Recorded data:
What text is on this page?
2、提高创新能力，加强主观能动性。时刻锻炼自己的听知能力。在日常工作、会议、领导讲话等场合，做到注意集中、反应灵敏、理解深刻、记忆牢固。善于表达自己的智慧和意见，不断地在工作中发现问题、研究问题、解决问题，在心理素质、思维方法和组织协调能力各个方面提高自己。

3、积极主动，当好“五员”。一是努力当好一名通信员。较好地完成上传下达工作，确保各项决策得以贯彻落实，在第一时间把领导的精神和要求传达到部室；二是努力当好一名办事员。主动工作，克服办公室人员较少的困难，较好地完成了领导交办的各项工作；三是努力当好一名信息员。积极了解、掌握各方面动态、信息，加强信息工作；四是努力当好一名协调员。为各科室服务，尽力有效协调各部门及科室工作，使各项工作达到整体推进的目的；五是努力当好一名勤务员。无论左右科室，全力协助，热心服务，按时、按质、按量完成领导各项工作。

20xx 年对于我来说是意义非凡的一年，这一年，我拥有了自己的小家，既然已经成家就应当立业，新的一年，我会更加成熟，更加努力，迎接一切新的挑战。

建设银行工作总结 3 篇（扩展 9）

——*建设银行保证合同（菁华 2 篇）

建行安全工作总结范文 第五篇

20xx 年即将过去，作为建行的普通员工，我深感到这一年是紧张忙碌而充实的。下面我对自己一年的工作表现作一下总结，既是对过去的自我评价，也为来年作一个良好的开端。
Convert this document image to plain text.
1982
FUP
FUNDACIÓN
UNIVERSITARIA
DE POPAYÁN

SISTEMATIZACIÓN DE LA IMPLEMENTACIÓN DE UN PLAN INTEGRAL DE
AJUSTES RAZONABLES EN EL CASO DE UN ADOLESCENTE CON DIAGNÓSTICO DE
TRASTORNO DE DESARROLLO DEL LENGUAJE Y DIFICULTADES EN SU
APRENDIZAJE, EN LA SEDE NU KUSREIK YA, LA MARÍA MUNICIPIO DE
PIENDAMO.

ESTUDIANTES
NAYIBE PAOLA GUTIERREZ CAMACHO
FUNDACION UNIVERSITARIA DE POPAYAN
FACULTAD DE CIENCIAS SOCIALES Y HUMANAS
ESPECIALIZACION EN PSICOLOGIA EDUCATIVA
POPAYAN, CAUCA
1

Problem statement >> Return all of the entries exactly as they were supplied.

In response >>
What text is on this page?
2、提高创新能力，加强主观能动性。时刻锻炼自己的听知能力。在日常工作、会议、领导讲话等场合，做到注意集中、反应灵敏、理解深刻、记忆牢固。善于表达自己的智慧和意见，不断地在工作中发现问题、研究问题、解决问题，在心理素质、思维方法和组织协调能力各个方面提高自己。

3、积极主动，当好“五员”。一是努力当好一名通信员。较好地完成上传下达工作，确保各项决策得以贯彻落实，在第一时间把领导的精神和要求传达到部室；二是努力当好一名办事员。主动工作，克服办公室人员较少的困难，较好地完成了领导交办的各项工作；三是努力当好一名信息员。积极了解、掌握各方面动态、信息，加强信息工作；四是努力当好一名协调员。为各科室服务，尽力有效协调各部门及科室工作，使各项工作达到整体推进的目的；五是努力当好一名勤务员。无论左右科室，全力协助，热心服务，按时、按质、按量完成领导各项工作。

20xx 年对于我来说是意义非凡的一年，这一年，我拥有了自己的小家，既然已经成家就应当立业，新的一年，我会更加成熟，更加努力，迎接一切新的挑战。

建设银行工作总结 3 篇（扩展 9）

——*建设银行保证合同（菁华 2 篇）

建行安全工作总结范文 第五篇

20xx 年即将过去，作为建行的普通员工，我深感到这一年是紧张忙碌而充实的。下面我对自己一年的工作表现作一下总结，既是对过去的自我评价，也为来年作一个良好的开端。
Convert this document image to plain text.
1982
FUP
FUNDACIÓN
UNIVERSITARIA
DE POPAYÁN

SISTEMATIZACIÓN DE LA IMPLEMENTACIÓN DE UN PLAN INTEGRAL DE
AJUSTES RAZONABLES EN EL CASO DE UN ADOLESCENTE CON DIAGNÓSTICO DE
TRASTORNO DE DESARROLLO DEL LENGUAJE Y DIFICULTADES EN SU
APRENDIZAJE, EN LA SEDE NU KUSREIK YA, LA MARÍA MUNICIPIO DE
PIENDAMO.

ESTUDIANTES
NAYIBE PAOLA GUTIERREZ CAMACHO
FUNDACION UNIVERSITARIA DE POPAYAN
FACULTAD DE CIENCIAS SOCIALES Y HUMANAS
ESPECIALIZACION EN PSICOLOGIA EDUCATIVA
POPAYAN, CAUCA
1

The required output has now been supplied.